INSTRUCTION. Repeat the rows below word for word, from the very first line through the line that contains "setting-label: 类型和标签管理 (20, 690, 160, 714)".

STORED RECORDS.
"""

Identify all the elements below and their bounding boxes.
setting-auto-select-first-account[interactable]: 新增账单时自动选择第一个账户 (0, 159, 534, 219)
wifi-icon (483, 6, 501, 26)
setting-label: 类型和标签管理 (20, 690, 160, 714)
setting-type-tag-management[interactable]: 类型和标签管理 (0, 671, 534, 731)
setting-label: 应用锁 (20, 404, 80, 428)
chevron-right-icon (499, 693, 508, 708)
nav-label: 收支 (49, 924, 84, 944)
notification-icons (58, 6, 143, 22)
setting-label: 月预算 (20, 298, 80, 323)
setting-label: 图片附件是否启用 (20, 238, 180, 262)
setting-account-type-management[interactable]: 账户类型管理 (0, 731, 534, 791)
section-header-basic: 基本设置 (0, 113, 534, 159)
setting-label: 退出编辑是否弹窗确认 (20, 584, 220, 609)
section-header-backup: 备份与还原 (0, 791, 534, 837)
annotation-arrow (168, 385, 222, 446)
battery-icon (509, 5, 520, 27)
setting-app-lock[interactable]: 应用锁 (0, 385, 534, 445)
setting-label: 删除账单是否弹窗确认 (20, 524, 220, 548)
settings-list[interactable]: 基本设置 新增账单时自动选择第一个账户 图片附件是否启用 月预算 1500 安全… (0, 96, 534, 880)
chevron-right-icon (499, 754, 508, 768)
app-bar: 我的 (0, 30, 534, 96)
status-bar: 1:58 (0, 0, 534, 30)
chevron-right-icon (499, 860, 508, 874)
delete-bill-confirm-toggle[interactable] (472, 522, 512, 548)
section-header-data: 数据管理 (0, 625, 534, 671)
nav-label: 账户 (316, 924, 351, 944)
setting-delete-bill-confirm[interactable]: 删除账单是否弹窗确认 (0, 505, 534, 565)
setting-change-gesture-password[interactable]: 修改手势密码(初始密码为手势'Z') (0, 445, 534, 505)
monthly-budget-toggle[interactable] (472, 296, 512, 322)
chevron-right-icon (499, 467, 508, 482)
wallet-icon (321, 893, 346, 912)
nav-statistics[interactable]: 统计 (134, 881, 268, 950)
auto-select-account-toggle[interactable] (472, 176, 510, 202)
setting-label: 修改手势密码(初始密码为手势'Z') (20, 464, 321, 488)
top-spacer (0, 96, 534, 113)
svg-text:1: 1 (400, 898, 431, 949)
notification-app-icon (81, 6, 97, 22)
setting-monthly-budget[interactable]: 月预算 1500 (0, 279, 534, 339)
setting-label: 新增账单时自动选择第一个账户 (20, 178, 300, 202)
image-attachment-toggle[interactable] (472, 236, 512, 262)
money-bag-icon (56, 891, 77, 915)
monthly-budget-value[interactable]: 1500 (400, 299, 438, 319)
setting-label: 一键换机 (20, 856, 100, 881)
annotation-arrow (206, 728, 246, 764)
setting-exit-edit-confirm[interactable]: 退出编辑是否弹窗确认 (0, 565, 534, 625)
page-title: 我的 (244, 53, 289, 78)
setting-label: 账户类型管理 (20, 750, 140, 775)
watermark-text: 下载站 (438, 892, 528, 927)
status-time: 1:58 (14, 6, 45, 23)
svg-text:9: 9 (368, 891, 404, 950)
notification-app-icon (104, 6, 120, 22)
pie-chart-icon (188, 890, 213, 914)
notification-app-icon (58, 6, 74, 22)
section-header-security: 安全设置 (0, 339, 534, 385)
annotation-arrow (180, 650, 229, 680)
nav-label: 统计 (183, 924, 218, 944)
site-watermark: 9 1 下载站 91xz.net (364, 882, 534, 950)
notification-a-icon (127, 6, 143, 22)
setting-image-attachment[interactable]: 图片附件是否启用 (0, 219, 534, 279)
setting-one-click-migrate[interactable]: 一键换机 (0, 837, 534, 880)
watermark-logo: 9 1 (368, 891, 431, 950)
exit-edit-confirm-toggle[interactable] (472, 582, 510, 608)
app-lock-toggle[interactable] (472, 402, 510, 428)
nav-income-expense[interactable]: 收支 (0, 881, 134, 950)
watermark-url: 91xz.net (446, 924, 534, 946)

"""

WORKED SOLUTION.
Identify all the elements below and their bounding boxes.
setting-auto-select-first-account[interactable]: 新增账单时自动选择第一个账户 (0, 159, 534, 219)
wifi-icon (483, 6, 501, 26)
setting-label: 类型和标签管理 (20, 690, 160, 714)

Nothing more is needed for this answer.